━━ Data for processing ━━

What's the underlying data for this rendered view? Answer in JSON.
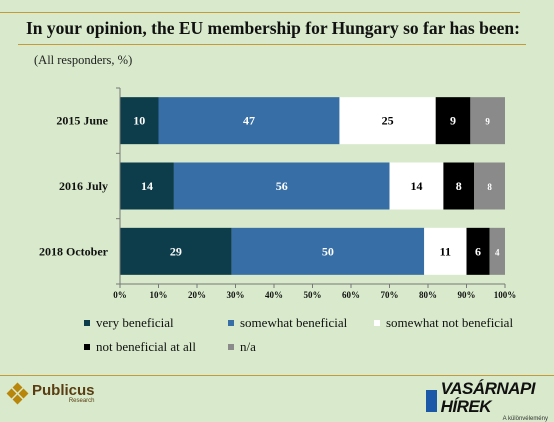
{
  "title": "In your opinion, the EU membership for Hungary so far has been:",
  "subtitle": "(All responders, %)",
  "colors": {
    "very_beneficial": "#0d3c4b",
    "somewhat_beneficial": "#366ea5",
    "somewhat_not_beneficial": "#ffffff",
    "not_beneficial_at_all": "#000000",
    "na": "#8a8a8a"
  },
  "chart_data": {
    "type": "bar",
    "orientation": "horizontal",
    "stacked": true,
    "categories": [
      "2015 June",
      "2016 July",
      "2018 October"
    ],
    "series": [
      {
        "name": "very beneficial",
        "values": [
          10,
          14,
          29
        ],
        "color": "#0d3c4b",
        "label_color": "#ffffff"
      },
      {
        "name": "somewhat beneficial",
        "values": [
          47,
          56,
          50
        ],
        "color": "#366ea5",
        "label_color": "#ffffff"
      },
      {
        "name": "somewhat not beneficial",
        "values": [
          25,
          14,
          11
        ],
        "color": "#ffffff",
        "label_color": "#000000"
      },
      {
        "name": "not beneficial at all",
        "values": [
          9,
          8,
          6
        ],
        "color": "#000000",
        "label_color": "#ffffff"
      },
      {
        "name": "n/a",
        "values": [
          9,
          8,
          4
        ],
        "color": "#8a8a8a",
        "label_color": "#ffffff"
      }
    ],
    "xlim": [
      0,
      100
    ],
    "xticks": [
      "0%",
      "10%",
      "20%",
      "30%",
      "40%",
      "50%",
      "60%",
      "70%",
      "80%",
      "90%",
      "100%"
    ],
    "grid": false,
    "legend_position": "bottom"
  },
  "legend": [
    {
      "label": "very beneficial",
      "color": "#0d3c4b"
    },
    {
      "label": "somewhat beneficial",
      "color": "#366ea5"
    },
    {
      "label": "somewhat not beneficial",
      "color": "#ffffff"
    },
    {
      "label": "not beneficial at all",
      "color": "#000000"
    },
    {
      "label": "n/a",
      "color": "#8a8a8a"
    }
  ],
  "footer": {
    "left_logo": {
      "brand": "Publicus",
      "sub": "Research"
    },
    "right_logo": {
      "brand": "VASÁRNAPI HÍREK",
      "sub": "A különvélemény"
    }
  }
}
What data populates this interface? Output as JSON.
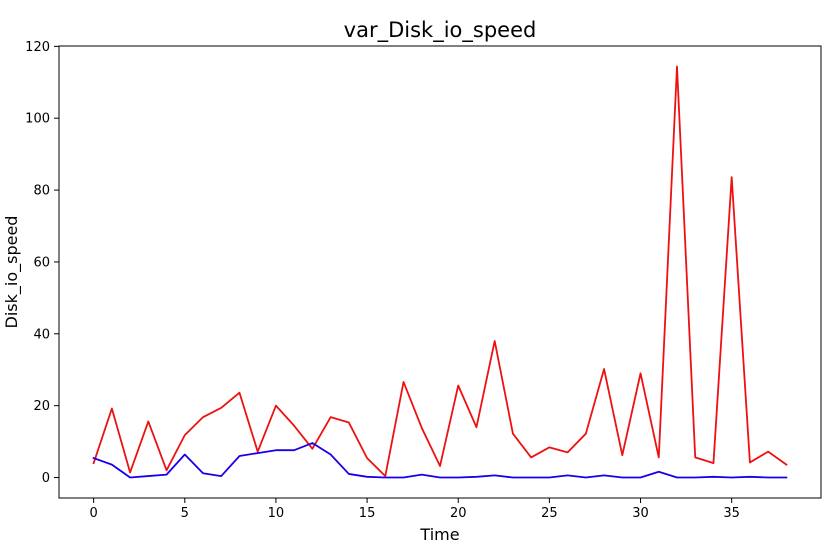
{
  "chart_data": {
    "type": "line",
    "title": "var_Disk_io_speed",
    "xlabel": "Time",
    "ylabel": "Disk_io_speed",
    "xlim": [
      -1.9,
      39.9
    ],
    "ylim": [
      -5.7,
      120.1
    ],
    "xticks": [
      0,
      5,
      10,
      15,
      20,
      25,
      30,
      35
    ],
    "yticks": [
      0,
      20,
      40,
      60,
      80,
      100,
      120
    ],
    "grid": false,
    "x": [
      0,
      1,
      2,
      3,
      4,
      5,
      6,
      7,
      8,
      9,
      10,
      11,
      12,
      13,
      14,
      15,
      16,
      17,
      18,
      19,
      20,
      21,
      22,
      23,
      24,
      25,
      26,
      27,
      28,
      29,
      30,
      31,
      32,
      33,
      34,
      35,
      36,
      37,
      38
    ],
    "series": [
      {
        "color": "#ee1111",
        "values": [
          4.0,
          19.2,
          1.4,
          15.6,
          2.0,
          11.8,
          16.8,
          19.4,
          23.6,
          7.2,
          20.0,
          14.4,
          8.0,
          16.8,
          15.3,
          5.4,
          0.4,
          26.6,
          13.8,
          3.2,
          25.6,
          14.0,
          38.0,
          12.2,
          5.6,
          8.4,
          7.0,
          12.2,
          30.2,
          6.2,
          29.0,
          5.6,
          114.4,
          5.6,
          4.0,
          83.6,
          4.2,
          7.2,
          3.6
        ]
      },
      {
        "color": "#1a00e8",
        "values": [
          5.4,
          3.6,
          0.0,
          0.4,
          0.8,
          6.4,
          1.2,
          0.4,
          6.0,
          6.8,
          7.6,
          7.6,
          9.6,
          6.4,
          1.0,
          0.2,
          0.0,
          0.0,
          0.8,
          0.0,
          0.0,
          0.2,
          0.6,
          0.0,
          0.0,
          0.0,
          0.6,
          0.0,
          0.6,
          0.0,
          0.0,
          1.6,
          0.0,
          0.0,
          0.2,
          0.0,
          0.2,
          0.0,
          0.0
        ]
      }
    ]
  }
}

━━━

▶ _Exercise aim_
Every record gets retyped exactly; no picture goes into the copy.

▶ _Output for this task_
What's the underlying data for this rendered view? Answer in JSON.
{
  "title": "In your opinion, the EU membership for Hungary so far has been:",
  "subtitle": "(All responders, %)",
  "colors": {
    "very_beneficial": "#0d3c4b",
    "somewhat_beneficial": "#366ea5",
    "somewhat_not_beneficial": "#ffffff",
    "not_beneficial_at_all": "#000000",
    "na": "#8a8a8a"
  },
  "chart_data": {
    "type": "bar",
    "orientation": "horizontal",
    "stacked": true,
    "categories": [
      "2015 June",
      "2016 July",
      "2018 October"
    ],
    "series": [
      {
        "name": "very beneficial",
        "values": [
          10,
          14,
          29
        ],
        "color": "#0d3c4b",
        "label_color": "#ffffff"
      },
      {
        "name": "somewhat beneficial",
        "values": [
          47,
          56,
          50
        ],
        "color": "#366ea5",
        "label_color": "#ffffff"
      },
      {
        "name": "somewhat not beneficial",
        "values": [
          25,
          14,
          11
        ],
        "color": "#ffffff",
        "label_color": "#000000"
      },
      {
        "name": "not beneficial at all",
        "values": [
          9,
          8,
          6
        ],
        "color": "#000000",
        "label_color": "#ffffff"
      },
      {
        "name": "n/a",
        "values": [
          9,
          8,
          4
        ],
        "color": "#8a8a8a",
        "label_color": "#ffffff"
      }
    ],
    "xlim": [
      0,
      100
    ],
    "xticks": [
      "0%",
      "10%",
      "20%",
      "30%",
      "40%",
      "50%",
      "60%",
      "70%",
      "80%",
      "90%",
      "100%"
    ],
    "grid": false,
    "legend_position": "bottom"
  },
  "legend": [
    {
      "label": "very beneficial",
      "color": "#0d3c4b"
    },
    {
      "label": "somewhat beneficial",
      "color": "#366ea5"
    },
    {
      "label": "somewhat not beneficial",
      "color": "#ffffff"
    },
    {
      "label": "not beneficial at all",
      "color": "#000000"
    },
    {
      "label": "n/a",
      "color": "#8a8a8a"
    }
  ],
  "footer": {
    "left_logo": {
      "brand": "Publicus",
      "sub": "Research"
    },
    "right_logo": {
      "brand": "VASÁRNAPI HÍREK",
      "sub": "A különvélemény"
    }
  }
}
What data populates this interface? Output as JSON.
{
  "chart_data": {
    "type": "line",
    "title": "var_Disk_io_speed",
    "xlabel": "Time",
    "ylabel": "Disk_io_speed",
    "xlim": [
      -1.9,
      39.9
    ],
    "ylim": [
      -5.7,
      120.1
    ],
    "xticks": [
      0,
      5,
      10,
      15,
      20,
      25,
      30,
      35
    ],
    "yticks": [
      0,
      20,
      40,
      60,
      80,
      100,
      120
    ],
    "grid": false,
    "x": [
      0,
      1,
      2,
      3,
      4,
      5,
      6,
      7,
      8,
      9,
      10,
      11,
      12,
      13,
      14,
      15,
      16,
      17,
      18,
      19,
      20,
      21,
      22,
      23,
      24,
      25,
      26,
      27,
      28,
      29,
      30,
      31,
      32,
      33,
      34,
      35,
      36,
      37,
      38
    ],
    "series": [
      {
        "color": "#ee1111",
        "values": [
          4.0,
          19.2,
          1.4,
          15.6,
          2.0,
          11.8,
          16.8,
          19.4,
          23.6,
          7.2,
          20.0,
          14.4,
          8.0,
          16.8,
          15.3,
          5.4,
          0.4,
          26.6,
          13.8,
          3.2,
          25.6,
          14.0,
          38.0,
          12.2,
          5.6,
          8.4,
          7.0,
          12.2,
          30.2,
          6.2,
          29.0,
          5.6,
          114.4,
          5.6,
          4.0,
          83.6,
          4.2,
          7.2,
          3.6
        ]
      },
      {
        "color": "#1a00e8",
        "values": [
          5.4,
          3.6,
          0.0,
          0.4,
          0.8,
          6.4,
          1.2,
          0.4,
          6.0,
          6.8,
          7.6,
          7.6,
          9.6,
          6.4,
          1.0,
          0.2,
          0.0,
          0.0,
          0.8,
          0.0,
          0.0,
          0.2,
          0.6,
          0.0,
          0.0,
          0.0,
          0.6,
          0.0,
          0.6,
          0.0,
          0.0,
          1.6,
          0.0,
          0.0,
          0.2,
          0.0,
          0.2,
          0.0,
          0.0
        ]
      }
    ]
  }
}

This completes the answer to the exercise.